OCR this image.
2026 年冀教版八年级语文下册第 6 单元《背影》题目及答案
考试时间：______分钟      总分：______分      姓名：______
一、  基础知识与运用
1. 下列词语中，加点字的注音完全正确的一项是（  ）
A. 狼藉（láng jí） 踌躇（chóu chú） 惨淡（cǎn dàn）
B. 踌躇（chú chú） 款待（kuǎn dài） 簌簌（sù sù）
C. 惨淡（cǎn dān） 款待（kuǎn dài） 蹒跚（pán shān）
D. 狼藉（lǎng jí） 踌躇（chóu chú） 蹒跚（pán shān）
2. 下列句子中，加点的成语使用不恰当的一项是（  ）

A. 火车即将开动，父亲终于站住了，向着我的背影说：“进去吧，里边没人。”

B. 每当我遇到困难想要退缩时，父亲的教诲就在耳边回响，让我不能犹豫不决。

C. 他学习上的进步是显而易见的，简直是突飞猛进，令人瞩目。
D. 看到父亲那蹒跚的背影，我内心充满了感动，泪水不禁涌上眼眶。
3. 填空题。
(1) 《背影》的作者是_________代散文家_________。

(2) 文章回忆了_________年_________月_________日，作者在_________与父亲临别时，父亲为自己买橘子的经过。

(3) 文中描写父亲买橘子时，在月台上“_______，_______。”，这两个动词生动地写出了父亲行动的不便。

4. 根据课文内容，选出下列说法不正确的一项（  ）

**Short problem:** Output the listing above word for word.

**Exercise result:**
OCR this image.
2026 年冀教版八年级语文下册第 6 单元《背影》题目及答案
考试时间：______分钟      总分：______分      姓名：______
一、  基础知识与运用
1. 下列词语中，加点字的注音完全正确的一项是（  ）
A. 狼藉（láng jí） 踌躇（chóu chú） 惨淡（cǎn dàn）
B. 踌躇（chú chú） 款待（kuǎn dài） 簌簌（sù sù）
C. 惨淡（cǎn dān） 款待（kuǎn dài） 蹒跚（pán shān）
D. 狼藉（lǎng jí） 踌躇（chóu chú） 蹒跚（pán shān）
2. 下列句子中，加点的成语使用不恰当的一项是（  ）

A. 火车即将开动，父亲终于站住了，向着我的背影说：“进去吧，里边没人。”

B. 每当我遇到困难想要退缩时，父亲的教诲就在耳边回响，让我不能犹豫不决。

C. 他学习上的进步是显而易见的，简直是突飞猛进，令人瞩目。
D. 看到父亲那蹒跚的背影，我内心充满了感动，泪水不禁涌上眼眶。
3. 填空题。
(1) 《背影》的作者是_________代散文家_________。

(2) 文章回忆了_________年_________月_________日，作者在_________与父亲临别时，父亲为自己买橘子的经过。

(3) 文中描写父亲买橘子时，在月台上“_______，_______。”，这两个动词生动地写出了父亲行动的不便。

4. 根据课文内容，选出下列说法不正确的一项（  ）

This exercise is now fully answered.